* [Challenges]:
A: In the interview text on Third-Worldism, under what pretext did King Leopold II of Belgium claim the Congo area at the Berlin Conference of 1885?
B: Rewrite the interview text starting with "Since the CADTM" and going on through "meet them adequately.", renaming "CADTM" to "network" throughout.

We must expose the basic mechanisms which can explain the continuation or the "development of underdevelopment" (André Gunder Frank). This infernal process keeps rolling every day. We must explain to the public why the situation of the Democratic Republic of Congo never changes (per capita income of $ 180 annually). It’s not for want of well-timed humanitarian aid but because of structural reasons, both external and internal, that this country continues to be in a subordinate position vis-à-vis the rest of the world.

8. The 80s saw the decline of Third-Worldism. During that period the Third-Worldist NGOs faced an ideological impasse due to the fall of the socialist bloc, the splitting or the breaking up of the Third World, as well as to critics of humanitarian NGOs (who accused them of mechanically aligning with the South, neglecting local responsibilities and capitalizing on Western guilt). What are your views on the decline of Third-Worldism and the critiques aimed at the Third-Worldists?

- A series of seemingly promising experiments in the South turned out to have limitations. There has to be an explanation for those limitations. The role of the Northern powers is important but that does not explain everything. The idea that a third path could emerge from the Non-Aligned Movement and benefit the Third World has faded, lost ground. The illusions of a third world movement on developments trailed off. The North’s deliberate intervention by means of a new type of NGOs played the role of catalyst. Humanitarian NGOs have received a strong and active support from the North, parallel to the emergence of the concept of humanitarian intervention which was itself a product of the NGO world. Bernard Kouchner of Médecins Sans Frontières (Doctors Without Borders), who later pursued a government career, as well as other people have pointed to the need for humanitarian intervention. Somehow this served the interests of the great powers in the North and people who seemed to be disinterested and who "represented" ’civil society’ embraced it. But we have seen that their interests were not so independent of the interests of the great powers as they claimed. Many big humanitarian NGOs have played an active role in discrediting Third-Worldism and Northern governments have supported this to a large extent. The concept of humanitarian intervention was linked to human rights, but it is not something new: during the Berlin Conference of 1885, King Leopold II of Belgium laid territorial claim on the Congo area under the pretext of thwarting the Arab slave traders. This debate rebounded during 1980-90.

Since the CADTM is not a Third-Worldist organization, the Third World crisis is not a problem for it as the CADTM was rapidly formed in a process of joint action of militant activists from both the South and the North. That is why the CADTM quickly became a horizontal international organization in which a majority (3/4th) of member organizations is from the South and play a key role in determining the CADTM’s international action plans. These organizations are directly involved with the realities and contradictions of their own countries and try to meet them adequately.

* [Entries shown]:
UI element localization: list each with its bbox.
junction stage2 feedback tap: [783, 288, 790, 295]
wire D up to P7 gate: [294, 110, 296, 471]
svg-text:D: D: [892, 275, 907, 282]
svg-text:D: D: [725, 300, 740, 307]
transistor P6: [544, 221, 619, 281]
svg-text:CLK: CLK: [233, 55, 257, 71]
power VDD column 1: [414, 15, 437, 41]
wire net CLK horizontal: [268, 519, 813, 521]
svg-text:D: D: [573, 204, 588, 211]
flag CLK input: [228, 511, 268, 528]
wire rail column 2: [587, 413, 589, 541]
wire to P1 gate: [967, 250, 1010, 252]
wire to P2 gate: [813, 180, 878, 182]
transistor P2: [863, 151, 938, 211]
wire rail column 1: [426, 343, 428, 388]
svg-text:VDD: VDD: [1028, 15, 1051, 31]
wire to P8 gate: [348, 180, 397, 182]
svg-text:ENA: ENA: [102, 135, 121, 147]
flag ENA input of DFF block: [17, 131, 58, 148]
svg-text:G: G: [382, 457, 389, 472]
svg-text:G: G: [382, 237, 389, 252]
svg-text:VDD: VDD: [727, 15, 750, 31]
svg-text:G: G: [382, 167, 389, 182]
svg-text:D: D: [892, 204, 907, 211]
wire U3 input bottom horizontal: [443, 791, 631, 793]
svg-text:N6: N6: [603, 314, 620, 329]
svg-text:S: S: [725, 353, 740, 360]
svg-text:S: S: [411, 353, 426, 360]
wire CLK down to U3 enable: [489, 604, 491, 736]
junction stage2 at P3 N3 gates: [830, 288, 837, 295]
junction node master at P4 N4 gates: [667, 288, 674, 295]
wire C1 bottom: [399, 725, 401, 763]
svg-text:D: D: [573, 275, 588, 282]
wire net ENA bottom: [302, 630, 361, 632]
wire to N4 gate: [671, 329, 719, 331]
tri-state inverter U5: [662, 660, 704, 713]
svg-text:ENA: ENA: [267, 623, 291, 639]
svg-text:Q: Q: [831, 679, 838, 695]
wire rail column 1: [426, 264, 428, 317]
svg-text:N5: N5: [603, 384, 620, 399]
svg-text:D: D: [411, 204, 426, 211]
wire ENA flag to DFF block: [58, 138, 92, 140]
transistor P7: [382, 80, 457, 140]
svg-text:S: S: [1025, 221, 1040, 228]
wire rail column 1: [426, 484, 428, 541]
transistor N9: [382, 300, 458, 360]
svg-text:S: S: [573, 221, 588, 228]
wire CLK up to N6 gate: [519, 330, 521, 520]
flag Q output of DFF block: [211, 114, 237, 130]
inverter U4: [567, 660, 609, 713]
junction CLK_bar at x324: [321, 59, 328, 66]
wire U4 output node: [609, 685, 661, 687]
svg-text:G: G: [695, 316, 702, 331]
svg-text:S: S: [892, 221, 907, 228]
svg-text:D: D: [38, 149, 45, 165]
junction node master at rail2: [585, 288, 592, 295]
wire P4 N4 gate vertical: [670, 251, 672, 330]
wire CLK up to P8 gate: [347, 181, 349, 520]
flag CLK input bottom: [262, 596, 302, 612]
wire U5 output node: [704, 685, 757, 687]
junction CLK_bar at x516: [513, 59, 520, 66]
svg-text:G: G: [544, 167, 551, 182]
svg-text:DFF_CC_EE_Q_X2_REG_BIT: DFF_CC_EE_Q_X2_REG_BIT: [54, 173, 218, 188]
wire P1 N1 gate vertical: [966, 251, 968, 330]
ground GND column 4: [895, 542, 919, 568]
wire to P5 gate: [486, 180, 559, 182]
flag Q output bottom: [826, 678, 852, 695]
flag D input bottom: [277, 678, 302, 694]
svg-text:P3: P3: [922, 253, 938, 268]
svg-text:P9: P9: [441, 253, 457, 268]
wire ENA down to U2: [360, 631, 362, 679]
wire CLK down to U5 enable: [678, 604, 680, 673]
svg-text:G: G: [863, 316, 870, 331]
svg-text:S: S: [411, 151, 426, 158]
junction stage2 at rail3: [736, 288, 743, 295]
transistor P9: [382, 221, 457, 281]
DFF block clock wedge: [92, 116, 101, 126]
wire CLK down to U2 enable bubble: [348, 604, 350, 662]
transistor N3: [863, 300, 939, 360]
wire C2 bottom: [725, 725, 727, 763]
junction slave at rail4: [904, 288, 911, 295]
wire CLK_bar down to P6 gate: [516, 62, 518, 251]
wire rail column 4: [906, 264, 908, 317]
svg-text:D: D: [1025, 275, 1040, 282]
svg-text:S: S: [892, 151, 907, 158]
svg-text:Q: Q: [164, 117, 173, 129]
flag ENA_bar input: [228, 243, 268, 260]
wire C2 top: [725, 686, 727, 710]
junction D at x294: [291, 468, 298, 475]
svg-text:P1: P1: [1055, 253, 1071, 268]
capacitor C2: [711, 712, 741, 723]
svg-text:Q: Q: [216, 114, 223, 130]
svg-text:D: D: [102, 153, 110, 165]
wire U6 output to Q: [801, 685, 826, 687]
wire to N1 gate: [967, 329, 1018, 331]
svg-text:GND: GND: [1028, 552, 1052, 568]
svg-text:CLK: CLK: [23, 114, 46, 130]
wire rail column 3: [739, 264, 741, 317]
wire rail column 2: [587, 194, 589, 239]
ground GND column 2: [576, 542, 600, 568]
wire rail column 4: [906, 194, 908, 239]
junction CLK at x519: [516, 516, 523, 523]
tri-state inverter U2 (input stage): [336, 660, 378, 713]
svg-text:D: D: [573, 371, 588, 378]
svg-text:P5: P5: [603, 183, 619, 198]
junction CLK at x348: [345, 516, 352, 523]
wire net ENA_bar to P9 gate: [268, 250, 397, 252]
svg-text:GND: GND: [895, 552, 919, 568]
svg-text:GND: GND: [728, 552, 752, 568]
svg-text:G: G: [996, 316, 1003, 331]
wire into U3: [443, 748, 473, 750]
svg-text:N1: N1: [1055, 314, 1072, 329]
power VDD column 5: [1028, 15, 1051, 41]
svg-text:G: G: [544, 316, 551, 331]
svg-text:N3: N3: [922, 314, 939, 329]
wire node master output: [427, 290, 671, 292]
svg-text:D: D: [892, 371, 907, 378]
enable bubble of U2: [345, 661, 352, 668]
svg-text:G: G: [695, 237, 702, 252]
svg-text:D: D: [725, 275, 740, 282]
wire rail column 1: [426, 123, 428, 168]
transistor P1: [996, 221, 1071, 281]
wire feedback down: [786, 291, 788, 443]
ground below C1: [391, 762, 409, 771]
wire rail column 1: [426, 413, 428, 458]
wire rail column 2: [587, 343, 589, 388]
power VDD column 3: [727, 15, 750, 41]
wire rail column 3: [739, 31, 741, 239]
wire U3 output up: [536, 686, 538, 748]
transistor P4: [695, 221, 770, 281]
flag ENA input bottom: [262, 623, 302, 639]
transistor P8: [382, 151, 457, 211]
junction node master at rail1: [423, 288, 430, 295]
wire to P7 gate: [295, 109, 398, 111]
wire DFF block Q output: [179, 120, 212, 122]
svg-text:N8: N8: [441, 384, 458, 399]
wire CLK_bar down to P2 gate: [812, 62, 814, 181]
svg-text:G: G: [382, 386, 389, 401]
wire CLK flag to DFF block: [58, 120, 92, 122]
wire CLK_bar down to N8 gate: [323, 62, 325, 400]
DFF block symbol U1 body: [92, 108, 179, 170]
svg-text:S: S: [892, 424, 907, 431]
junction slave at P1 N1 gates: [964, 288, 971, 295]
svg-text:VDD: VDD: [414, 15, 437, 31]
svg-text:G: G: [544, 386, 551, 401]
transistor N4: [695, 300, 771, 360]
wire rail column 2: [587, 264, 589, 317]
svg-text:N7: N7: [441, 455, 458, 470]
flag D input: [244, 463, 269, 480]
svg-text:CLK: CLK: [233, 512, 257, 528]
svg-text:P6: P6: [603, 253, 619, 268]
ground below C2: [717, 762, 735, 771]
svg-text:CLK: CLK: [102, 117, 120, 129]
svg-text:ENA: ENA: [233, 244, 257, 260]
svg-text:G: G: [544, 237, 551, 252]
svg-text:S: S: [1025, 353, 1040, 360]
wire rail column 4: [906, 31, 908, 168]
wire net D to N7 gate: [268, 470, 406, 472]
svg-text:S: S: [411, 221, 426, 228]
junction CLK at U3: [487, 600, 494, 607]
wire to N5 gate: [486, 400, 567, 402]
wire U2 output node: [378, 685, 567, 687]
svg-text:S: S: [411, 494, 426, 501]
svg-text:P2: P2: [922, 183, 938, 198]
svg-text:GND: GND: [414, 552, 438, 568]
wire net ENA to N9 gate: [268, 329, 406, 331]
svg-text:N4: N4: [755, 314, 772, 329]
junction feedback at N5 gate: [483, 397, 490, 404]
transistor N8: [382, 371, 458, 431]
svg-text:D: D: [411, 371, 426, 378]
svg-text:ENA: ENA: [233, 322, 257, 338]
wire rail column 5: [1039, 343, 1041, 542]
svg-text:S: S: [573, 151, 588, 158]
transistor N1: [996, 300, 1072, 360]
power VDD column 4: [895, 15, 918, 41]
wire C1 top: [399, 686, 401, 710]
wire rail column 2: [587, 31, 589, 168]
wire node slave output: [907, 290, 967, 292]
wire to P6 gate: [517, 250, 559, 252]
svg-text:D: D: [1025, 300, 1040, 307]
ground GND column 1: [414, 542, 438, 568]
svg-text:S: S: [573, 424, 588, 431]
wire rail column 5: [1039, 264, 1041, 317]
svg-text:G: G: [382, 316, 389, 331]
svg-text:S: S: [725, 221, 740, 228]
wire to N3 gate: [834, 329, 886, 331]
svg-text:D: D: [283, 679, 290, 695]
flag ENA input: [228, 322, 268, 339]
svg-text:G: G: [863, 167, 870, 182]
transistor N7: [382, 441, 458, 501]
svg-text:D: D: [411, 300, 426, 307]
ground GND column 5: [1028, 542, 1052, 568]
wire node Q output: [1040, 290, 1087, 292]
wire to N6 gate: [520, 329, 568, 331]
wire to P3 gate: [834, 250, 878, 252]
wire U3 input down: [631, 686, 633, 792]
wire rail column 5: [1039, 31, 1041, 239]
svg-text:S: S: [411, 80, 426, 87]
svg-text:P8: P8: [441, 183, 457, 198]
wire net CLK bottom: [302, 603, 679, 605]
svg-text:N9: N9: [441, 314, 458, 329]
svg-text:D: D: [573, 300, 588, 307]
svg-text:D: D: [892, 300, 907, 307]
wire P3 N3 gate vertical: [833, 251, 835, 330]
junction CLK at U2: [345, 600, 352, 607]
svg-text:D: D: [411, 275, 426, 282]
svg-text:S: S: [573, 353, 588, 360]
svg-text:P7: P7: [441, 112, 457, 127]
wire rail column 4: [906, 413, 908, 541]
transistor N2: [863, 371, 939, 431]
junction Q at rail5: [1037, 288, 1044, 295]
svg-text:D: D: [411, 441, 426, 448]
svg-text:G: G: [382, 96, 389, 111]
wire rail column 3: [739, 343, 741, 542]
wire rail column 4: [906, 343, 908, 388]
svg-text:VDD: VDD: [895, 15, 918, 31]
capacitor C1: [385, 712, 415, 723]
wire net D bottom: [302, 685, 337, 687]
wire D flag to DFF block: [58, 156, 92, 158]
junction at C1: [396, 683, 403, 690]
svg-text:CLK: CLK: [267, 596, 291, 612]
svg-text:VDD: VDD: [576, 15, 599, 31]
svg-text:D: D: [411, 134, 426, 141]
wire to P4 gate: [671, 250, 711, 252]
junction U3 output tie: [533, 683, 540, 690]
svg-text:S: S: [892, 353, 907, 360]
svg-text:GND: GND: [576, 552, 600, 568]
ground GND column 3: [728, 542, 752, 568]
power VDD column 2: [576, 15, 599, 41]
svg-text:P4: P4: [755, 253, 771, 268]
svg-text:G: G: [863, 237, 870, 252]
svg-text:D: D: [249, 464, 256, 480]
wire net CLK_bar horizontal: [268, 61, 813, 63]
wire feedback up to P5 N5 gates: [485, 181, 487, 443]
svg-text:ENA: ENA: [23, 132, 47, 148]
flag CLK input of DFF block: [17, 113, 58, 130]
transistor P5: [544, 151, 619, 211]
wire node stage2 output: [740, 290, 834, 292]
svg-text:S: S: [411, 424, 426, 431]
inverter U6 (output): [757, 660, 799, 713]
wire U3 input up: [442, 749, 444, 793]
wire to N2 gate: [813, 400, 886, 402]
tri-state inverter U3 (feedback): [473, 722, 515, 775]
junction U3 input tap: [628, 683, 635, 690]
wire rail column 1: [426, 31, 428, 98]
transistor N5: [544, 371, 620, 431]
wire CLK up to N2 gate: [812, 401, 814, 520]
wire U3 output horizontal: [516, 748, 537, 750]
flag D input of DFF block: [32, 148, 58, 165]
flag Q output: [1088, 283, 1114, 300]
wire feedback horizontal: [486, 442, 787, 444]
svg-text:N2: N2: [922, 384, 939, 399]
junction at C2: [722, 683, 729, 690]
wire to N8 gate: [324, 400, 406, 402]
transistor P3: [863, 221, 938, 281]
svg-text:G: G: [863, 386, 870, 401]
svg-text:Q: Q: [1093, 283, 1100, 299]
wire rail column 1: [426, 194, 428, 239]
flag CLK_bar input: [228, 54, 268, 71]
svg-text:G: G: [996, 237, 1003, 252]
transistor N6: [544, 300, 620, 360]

* [Responses in order]:
A: He claimed it under the pretext of thwarting the Arab slave traders.

B:
Since the network is not a Third-Worldist organization, the Third World crisis is not a problem for it as the network was rapidly formed in a process of joint action of militant activists from both the South and the North. That is why the network quickly became a horizontal international organization in which a majority (3/4th) of member organizations is from the South and play a key role in determining the network’s international action plans. These organizations are directly involved with the realities and contradictions of their own countries and try to meet them adequately.